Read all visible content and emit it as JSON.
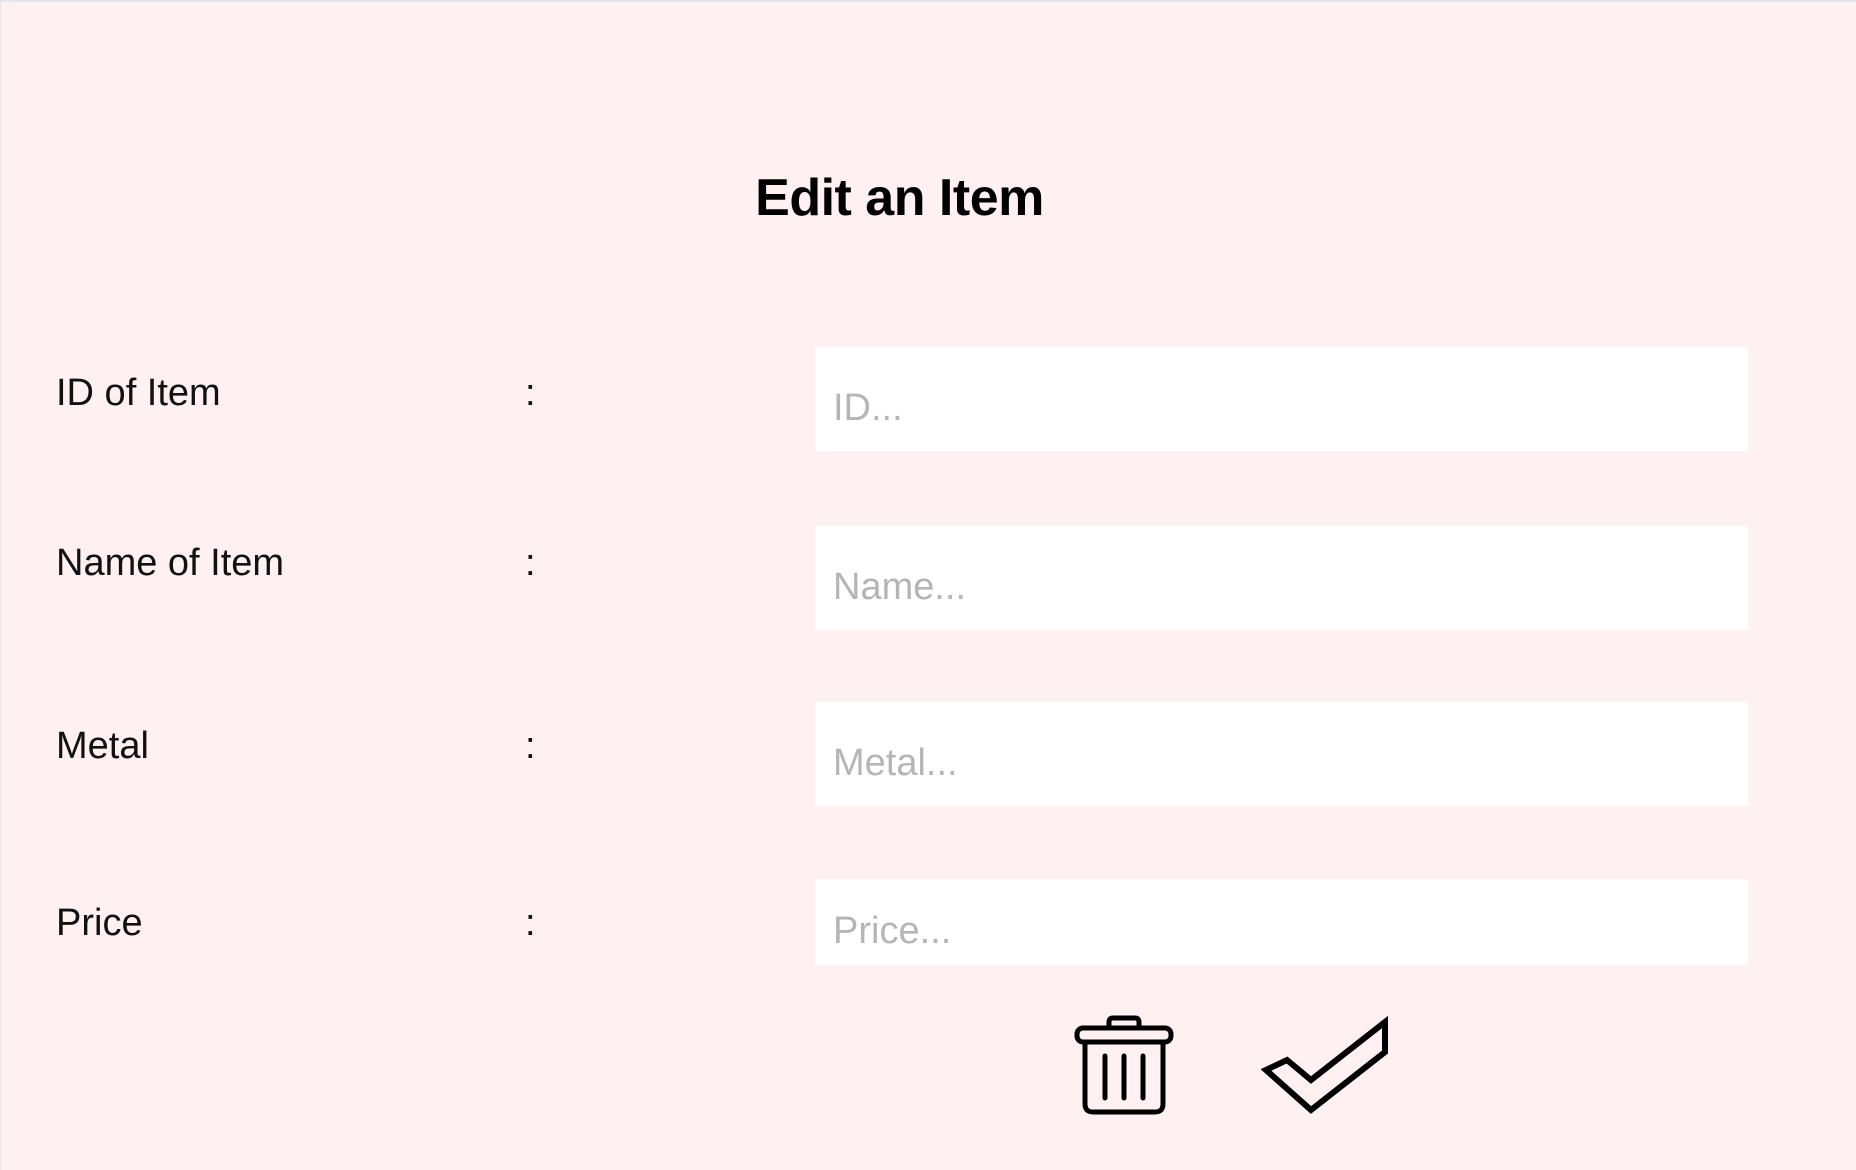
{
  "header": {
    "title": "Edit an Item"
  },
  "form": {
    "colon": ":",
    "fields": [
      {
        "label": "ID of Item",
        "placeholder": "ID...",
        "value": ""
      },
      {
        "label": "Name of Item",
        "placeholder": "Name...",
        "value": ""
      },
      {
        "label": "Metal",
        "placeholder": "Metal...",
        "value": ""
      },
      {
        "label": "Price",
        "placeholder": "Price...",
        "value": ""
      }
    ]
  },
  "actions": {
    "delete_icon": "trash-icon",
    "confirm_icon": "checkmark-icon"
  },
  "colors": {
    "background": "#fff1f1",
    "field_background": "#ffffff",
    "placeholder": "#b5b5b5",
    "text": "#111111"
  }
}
------------------------------------------------------------
◆ **What is needed**
All the lines above are to be given again exactly as they read, with the pictures removed.

◆ **Reply**
Read all visible content and emit it as JSON.
{
  "header": {
    "title": "Edit an Item"
  },
  "form": {
    "colon": ":",
    "fields": [
      {
        "label": "ID of Item",
        "placeholder": "ID...",
        "value": ""
      },
      {
        "label": "Name of Item",
        "placeholder": "Name...",
        "value": ""
      },
      {
        "label": "Metal",
        "placeholder": "Metal...",
        "value": ""
      },
      {
        "label": "Price",
        "placeholder": "Price...",
        "value": ""
      }
    ]
  },
  "actions": {
    "delete_icon": "trash-icon",
    "confirm_icon": "checkmark-icon"
  },
  "colors": {
    "background": "#fff1f1",
    "field_background": "#ffffff",
    "placeholder": "#b5b5b5",
    "text": "#111111"
  }
}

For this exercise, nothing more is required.